__REQUIRED TASK__
Using the records that follow, copy every line containing the word "PRESTBURY".

(Records from a data source)
┏━━
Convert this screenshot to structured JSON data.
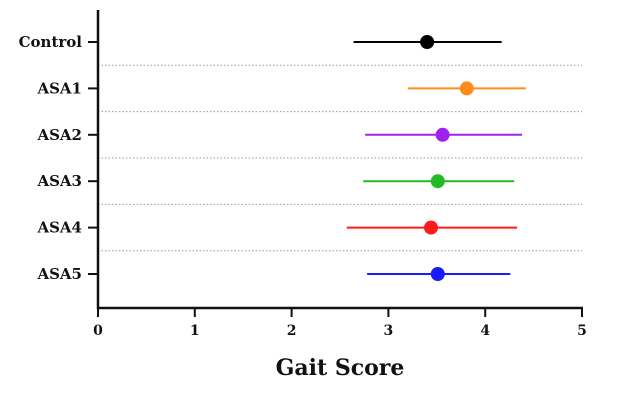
{
  "chart_data": {
    "type": "forest",
    "xlabel": "Gait Score",
    "xlim": [
      0,
      5
    ],
    "xticks": [
      0,
      1,
      2,
      3,
      4,
      5
    ],
    "grid": "dotted separators between categories",
    "rows": [
      {
        "label": "Control",
        "mean": 3.4,
        "low": 2.64,
        "high": 4.17,
        "color": "#000000"
      },
      {
        "label": "ASA1",
        "mean": 3.81,
        "low": 3.2,
        "high": 4.42,
        "color": "#ff8c1a"
      },
      {
        "label": "ASA2",
        "mean": 3.56,
        "low": 2.76,
        "high": 4.38,
        "color": "#a020f0"
      },
      {
        "label": "ASA3",
        "mean": 3.51,
        "low": 2.74,
        "high": 4.3,
        "color": "#22bb22"
      },
      {
        "label": "ASA4",
        "mean": 3.44,
        "low": 2.57,
        "high": 4.33,
        "color": "#ff1a1a"
      },
      {
        "label": "ASA5",
        "mean": 3.51,
        "low": 2.78,
        "high": 4.26,
        "color": "#1a1aff"
      }
    ]
  }
}
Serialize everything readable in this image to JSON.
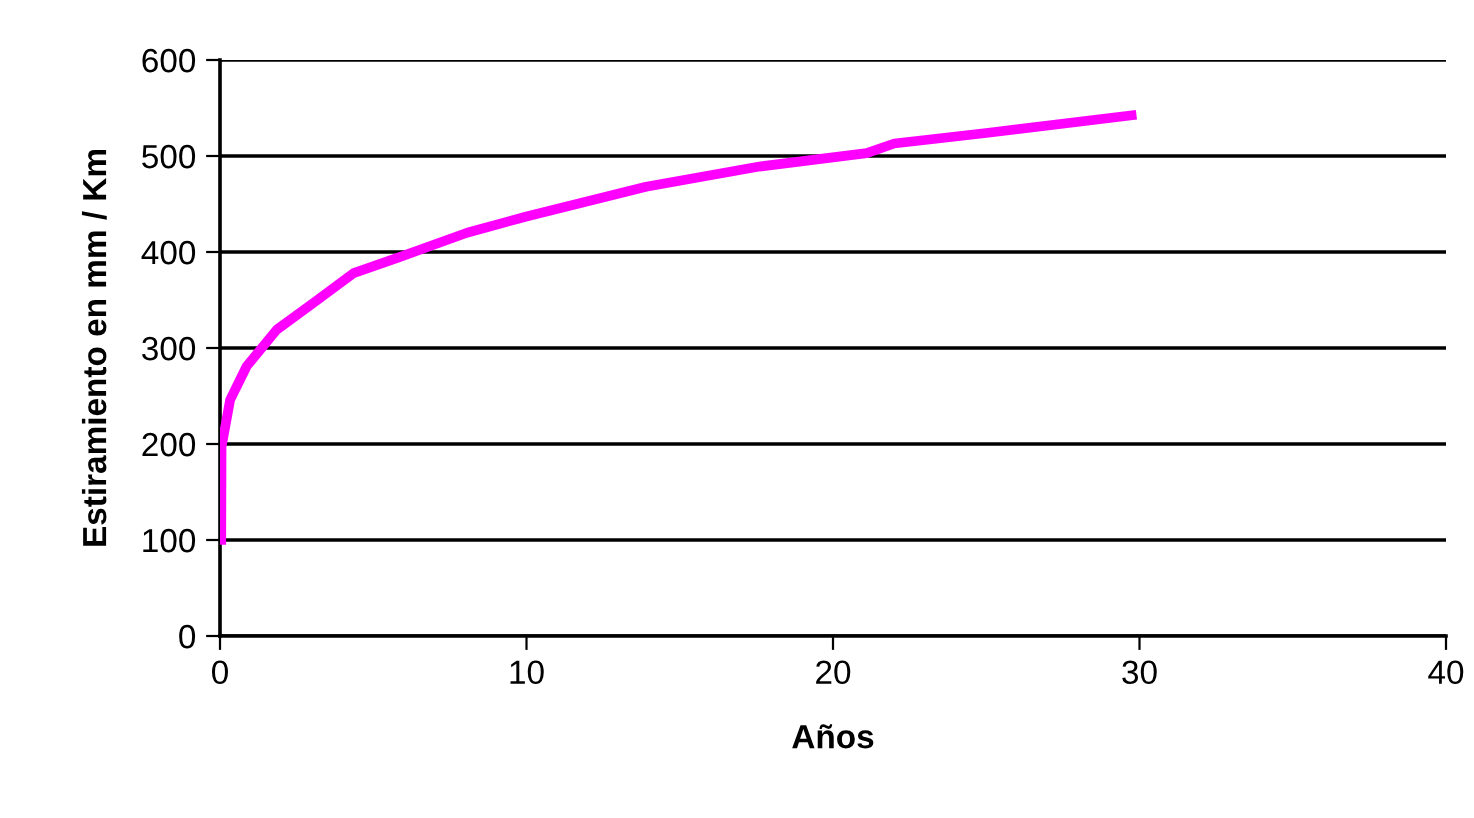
{
  "chart_data": {
    "type": "line",
    "xlabel": "Años",
    "ylabel": "Estiramiento en mm / Km",
    "series": [
      {
        "color": "#ff00ff",
        "x": [
          0.04,
          0.05,
          0.33,
          0.87,
          1.85,
          3.05,
          4.36,
          5.88,
          8.06,
          10.0,
          13.9,
          17.6,
          21.1,
          22.0,
          25.0,
          29.9
        ],
        "values": [
          95,
          197,
          246,
          281,
          319,
          347,
          378,
          395,
          420,
          437,
          468,
          489,
          503,
          513,
          524,
          543
        ]
      }
    ],
    "xlim": [
      0,
      40
    ],
    "xticks": [
      0,
      10,
      20,
      30,
      40
    ],
    "ylim": [
      0,
      600
    ],
    "yticks": [
      0,
      100,
      200,
      300,
      400,
      500,
      600
    ],
    "grid": "y",
    "marker": "none",
    "line_style": "solid",
    "legend": false
  }
}
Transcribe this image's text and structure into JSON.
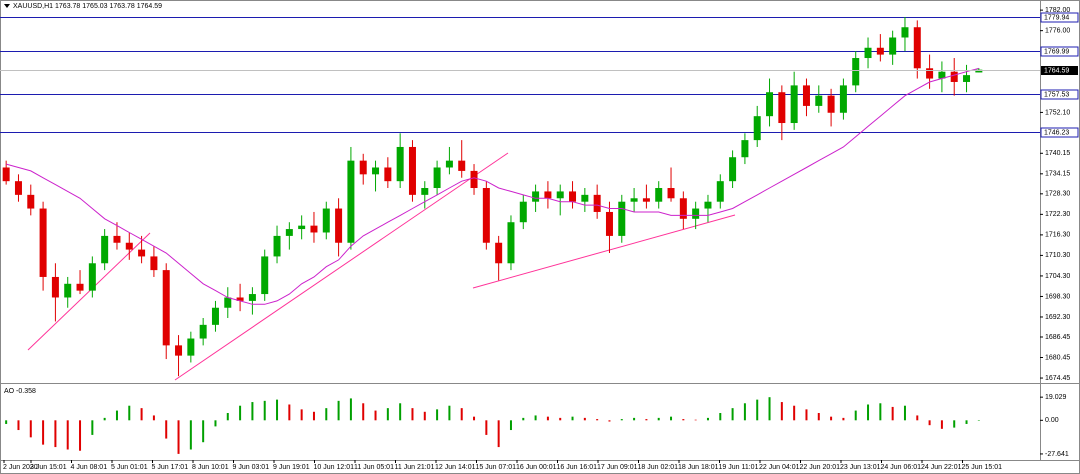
{
  "chart_data": {
    "type": "candlestick",
    "title": "XAUUSD,H1 1763.78 1765.03 1763.78 1764.59",
    "up_color": "#00a800",
    "down_color": "#e00000",
    "ylim": [
      1673,
      1783.5
    ],
    "yticks": [
      {
        "value": 1782,
        "label": "1782.00"
      },
      {
        "value": 1776,
        "label": "1776.00"
      },
      {
        "value": 1752.1,
        "label": "1752.10"
      },
      1740.15,
      1734.15,
      {
        "value": 1728.3,
        "label": "1728.30"
      },
      {
        "value": 1722.3,
        "label": "1722.30"
      },
      {
        "value": 1716.3,
        "label": "1716.30"
      },
      {
        "value": 1710.3,
        "label": "1710.30"
      },
      {
        "value": 1704.3,
        "label": "1704.30"
      },
      {
        "value": 1698.3,
        "label": "1698.30"
      },
      {
        "value": 1692.3,
        "label": "1692.30"
      },
      1686.45,
      1680.45,
      1674.45
    ],
    "levels": [
      1779.94,
      1769.99,
      1757.53,
      1746.23
    ],
    "level_color": "#1c1cb0",
    "x_labels": [
      "2 Jun 2020",
      "3 Jun 15:01",
      "4 Jun 08:01",
      "5 Jun 01:01",
      "5 Jun 17:01",
      "8 Jun 10:01",
      "9 Jun 03:01",
      "9 Jun 19:01",
      "10 Jun 12:01",
      "11 Jun 05:01",
      "11 Jun 21:01",
      "12 Jun 14:01",
      "15 Jun 07:01",
      "16 Jun 00:01",
      "16 Jun 16:01",
      "17 Jun 09:01",
      "18 Jun 02:01",
      "18 Jun 18:01",
      "19 Jun 11:01",
      "22 Jun 04:01",
      "22 Jun 20:01",
      "23 Jun 13:01",
      "24 Jun 06:01",
      "24 Jun 22:01",
      "25 Jun 15:01"
    ],
    "candles": [
      [
        1736,
        1738,
        1731,
        1732
      ],
      [
        1732,
        1734,
        1726,
        1728
      ],
      [
        1728,
        1731,
        1722,
        1724
      ],
      [
        1724,
        1726,
        1700,
        1704
      ],
      [
        1704,
        1708,
        1691,
        1698
      ],
      [
        1698,
        1704,
        1695,
        1702
      ],
      [
        1702,
        1706,
        1699,
        1700
      ],
      [
        1700,
        1710,
        1698,
        1708
      ],
      [
        1708,
        1718,
        1706,
        1716
      ],
      [
        1716,
        1720,
        1712,
        1714
      ],
      [
        1714,
        1717,
        1709,
        1712
      ],
      [
        1712,
        1716,
        1708,
        1710
      ],
      [
        1710,
        1713,
        1704,
        1706
      ],
      [
        1706,
        1708,
        1680,
        1684
      ],
      [
        1684,
        1687,
        1675,
        1681
      ],
      [
        1681,
        1688,
        1679,
        1686
      ],
      [
        1686,
        1692,
        1684,
        1690
      ],
      [
        1690,
        1697,
        1688,
        1695
      ],
      [
        1695,
        1701,
        1692,
        1698
      ],
      [
        1698,
        1702,
        1694,
        1697
      ],
      [
        1697,
        1701,
        1693,
        1699
      ],
      [
        1699,
        1712,
        1697,
        1710
      ],
      [
        1710,
        1719,
        1708,
        1716
      ],
      [
        1716,
        1720,
        1712,
        1718
      ],
      [
        1718,
        1722,
        1715,
        1719
      ],
      [
        1719,
        1723,
        1714,
        1717
      ],
      [
        1717,
        1726,
        1715,
        1724
      ],
      [
        1724,
        1727,
        1710,
        1714
      ],
      [
        1714,
        1742,
        1712,
        1738
      ],
      [
        1738,
        1740,
        1731,
        1734
      ],
      [
        1734,
        1738,
        1729,
        1736
      ],
      [
        1736,
        1739,
        1730,
        1732
      ],
      [
        1732,
        1746,
        1730,
        1742
      ],
      [
        1742,
        1744,
        1726,
        1728
      ],
      [
        1728,
        1732,
        1724,
        1730
      ],
      [
        1730,
        1738,
        1728,
        1736
      ],
      [
        1736,
        1742,
        1734,
        1738
      ],
      [
        1738,
        1744,
        1733,
        1735
      ],
      [
        1735,
        1737,
        1728,
        1730
      ],
      [
        1730,
        1732,
        1712,
        1714
      ],
      [
        1714,
        1716,
        1703,
        1708
      ],
      [
        1708,
        1722,
        1706,
        1720
      ],
      [
        1720,
        1728,
        1718,
        1726
      ],
      [
        1726,
        1731,
        1723,
        1729
      ],
      [
        1729,
        1732,
        1724,
        1727
      ],
      [
        1727,
        1731,
        1722,
        1729
      ],
      [
        1729,
        1732,
        1724,
        1726
      ],
      [
        1726,
        1730,
        1723,
        1728
      ],
      [
        1728,
        1731,
        1721,
        1723
      ],
      [
        1723,
        1726,
        1711,
        1716
      ],
      [
        1716,
        1728,
        1714,
        1726
      ],
      [
        1726,
        1730,
        1723,
        1727
      ],
      [
        1727,
        1731,
        1724,
        1726
      ],
      [
        1726,
        1732,
        1724,
        1730
      ],
      [
        1730,
        1736,
        1726,
        1727
      ],
      [
        1727,
        1729,
        1718,
        1721
      ],
      [
        1721,
        1726,
        1718,
        1724
      ],
      [
        1724,
        1728,
        1720,
        1726
      ],
      [
        1726,
        1734,
        1724,
        1732
      ],
      [
        1732,
        1741,
        1730,
        1739
      ],
      [
        1739,
        1746,
        1737,
        1744
      ],
      [
        1744,
        1754,
        1742,
        1751
      ],
      [
        1751,
        1762,
        1748,
        1758
      ],
      [
        1758,
        1760,
        1744,
        1749
      ],
      [
        1749,
        1764,
        1747,
        1760
      ],
      [
        1760,
        1762,
        1751,
        1754
      ],
      [
        1754,
        1760,
        1752,
        1757
      ],
      [
        1757,
        1759,
        1748,
        1752
      ],
      [
        1752,
        1762,
        1750,
        1760
      ],
      [
        1760,
        1770,
        1758,
        1768
      ],
      [
        1768,
        1774,
        1765,
        1771
      ],
      [
        1771,
        1775,
        1767,
        1769
      ],
      [
        1769,
        1776,
        1766,
        1774
      ],
      [
        1774,
        1780,
        1770,
        1777
      ],
      [
        1777,
        1779,
        1762,
        1765
      ],
      [
        1765,
        1769,
        1759,
        1762
      ],
      [
        1762,
        1767,
        1758,
        1764
      ],
      [
        1764,
        1768,
        1757,
        1761
      ],
      [
        1761,
        1766,
        1758,
        1763
      ],
      [
        1763.78,
        1765.03,
        1763.78,
        1764.59
      ]
    ],
    "moving_average": [
      1737,
      1736,
      1735,
      1733,
      1731,
      1729,
      1727,
      1724,
      1721,
      1719,
      1717,
      1715,
      1713,
      1711,
      1708,
      1705,
      1702,
      1700,
      1698,
      1697,
      1696,
      1696,
      1697,
      1699,
      1702,
      1704,
      1707,
      1709,
      1713,
      1716,
      1718,
      1720,
      1722,
      1724,
      1726,
      1728,
      1730,
      1732,
      1733,
      1732,
      1730,
      1729,
      1728,
      1727,
      1727,
      1726,
      1726,
      1725,
      1725,
      1724,
      1724,
      1723,
      1723,
      1723,
      1722,
      1722,
      1722,
      1722,
      1723,
      1724,
      1726,
      1728,
      1730,
      1732,
      1734,
      1736,
      1738,
      1740,
      1742,
      1745,
      1748,
      1751,
      1754,
      1757,
      1759,
      1761,
      1762,
      1763,
      1764,
      1765
    ],
    "ma_color": "#cc22cc",
    "indicator": {
      "type": "bar",
      "title": "AO -0.358",
      "up_color": "#00a000",
      "down_color": "#e00000",
      "ylim": [
        -31.8,
        28.2
      ],
      "yticks": [
        19.029,
        {
          "value": 0,
          "label": "0.00"
        },
        -27.641
      ],
      "values": [
        -3,
        -8,
        -14,
        -20,
        -22,
        -24,
        -25,
        -12,
        2,
        8,
        12,
        10,
        4,
        -15,
        -27.6,
        -24,
        -18,
        -5,
        6,
        12,
        15,
        16,
        17,
        13,
        9,
        7,
        10,
        16,
        18,
        14,
        8,
        10,
        14,
        10,
        7,
        9,
        12,
        10,
        3,
        -12,
        -22,
        -8,
        2,
        4,
        3,
        2,
        3,
        2,
        1,
        -1,
        1,
        2,
        1,
        2,
        3,
        1,
        0.5,
        2,
        6,
        10,
        14,
        17,
        19,
        15,
        12,
        9,
        6,
        3,
        2,
        8,
        13,
        14,
        11,
        12,
        4,
        -4,
        -7,
        -6,
        -3,
        -0.358
      ]
    }
  }
}
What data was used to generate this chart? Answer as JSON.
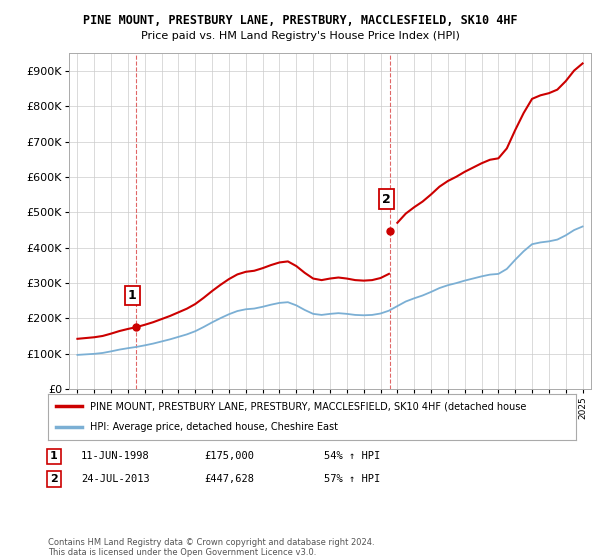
{
  "title1": "PINE MOUNT, PRESTBURY LANE, PRESTBURY, MACCLESFIELD, SK10 4HF",
  "title2": "Price paid vs. HM Land Registry's House Price Index (HPI)",
  "legend_line1": "PINE MOUNT, PRESTBURY LANE, PRESTBURY, MACCLESFIELD, SK10 4HF (detached house",
  "legend_line2": "HPI: Average price, detached house, Cheshire East",
  "annotation1_label": "1",
  "annotation1_date": "11-JUN-1998",
  "annotation1_price": "£175,000",
  "annotation1_hpi": "54% ↑ HPI",
  "annotation2_label": "2",
  "annotation2_date": "24-JUL-2013",
  "annotation2_price": "£447,628",
  "annotation2_hpi": "57% ↑ HPI",
  "footer": "Contains HM Land Registry data © Crown copyright and database right 2024.\nThis data is licensed under the Open Government Licence v3.0.",
  "red_color": "#cc0000",
  "blue_color": "#7bafd4",
  "grid_color": "#cccccc",
  "ylim": [
    0,
    950000
  ],
  "yticks": [
    0,
    100000,
    200000,
    300000,
    400000,
    500000,
    600000,
    700000,
    800000,
    900000
  ],
  "sale1_year": 1998.45,
  "sale1_price": 175000,
  "sale2_year": 2013.56,
  "sale2_price": 447628,
  "hpi_years": [
    1995,
    1995.5,
    1996,
    1996.5,
    1997,
    1997.5,
    1998,
    1998.5,
    1999,
    1999.5,
    2000,
    2000.5,
    2001,
    2001.5,
    2002,
    2002.5,
    2003,
    2003.5,
    2004,
    2004.5,
    2005,
    2005.5,
    2006,
    2006.5,
    2007,
    2007.5,
    2008,
    2008.5,
    2009,
    2009.5,
    2010,
    2010.5,
    2011,
    2011.5,
    2012,
    2012.5,
    2013,
    2013.5,
    2014,
    2014.5,
    2015,
    2015.5,
    2016,
    2016.5,
    2017,
    2017.5,
    2018,
    2018.5,
    2019,
    2019.5,
    2020,
    2020.5,
    2021,
    2021.5,
    2022,
    2022.5,
    2023,
    2023.5,
    2024,
    2024.5,
    2025
  ],
  "hpi_values": [
    97000,
    98500,
    100000,
    102500,
    107000,
    112000,
    116000,
    119500,
    124000,
    129000,
    135000,
    141000,
    148000,
    155000,
    164000,
    176000,
    189000,
    201000,
    212000,
    221000,
    226000,
    228000,
    233000,
    239000,
    244000,
    246000,
    237000,
    224000,
    213000,
    210000,
    213000,
    215000,
    213000,
    210000,
    209000,
    210000,
    214000,
    222000,
    235000,
    248000,
    257000,
    265000,
    275000,
    286000,
    294000,
    300000,
    307000,
    313000,
    319000,
    324000,
    326000,
    340000,
    366000,
    390000,
    410000,
    415000,
    418000,
    423000,
    435000,
    450000,
    460000
  ]
}
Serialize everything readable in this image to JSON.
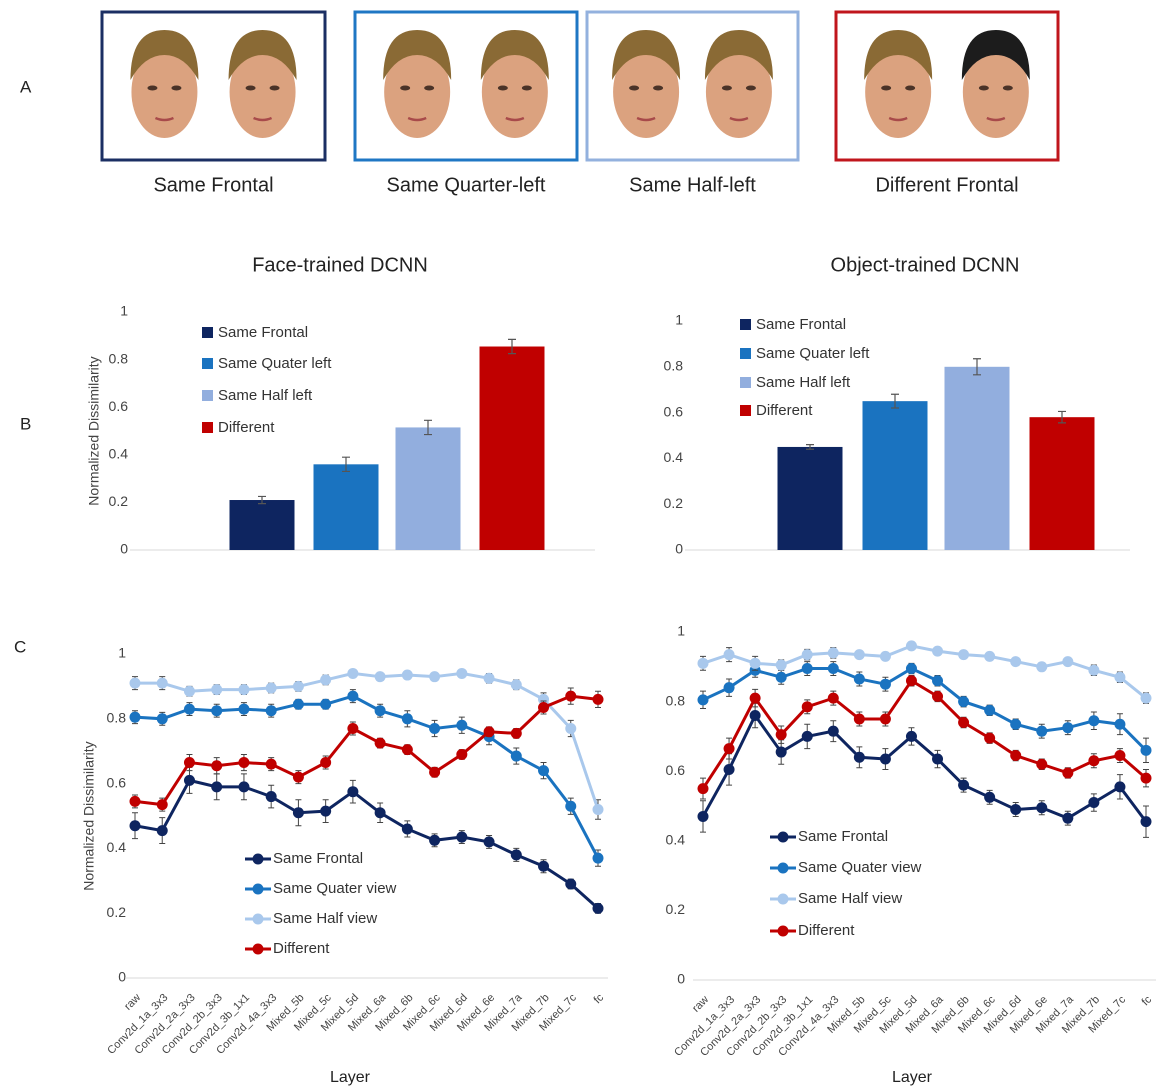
┗━━
__TASK SOLUTION__
  "title1": "PINE MOUNT, PRESTBURY LANE, PRESTBURY, MACCLESFIELD, SK10 4HF",
  "legend_line1": "PINE MOUNT, PRESTBURY LANE, PRESTBURY, MACCLESFIELD, SK10 4HF (detached house",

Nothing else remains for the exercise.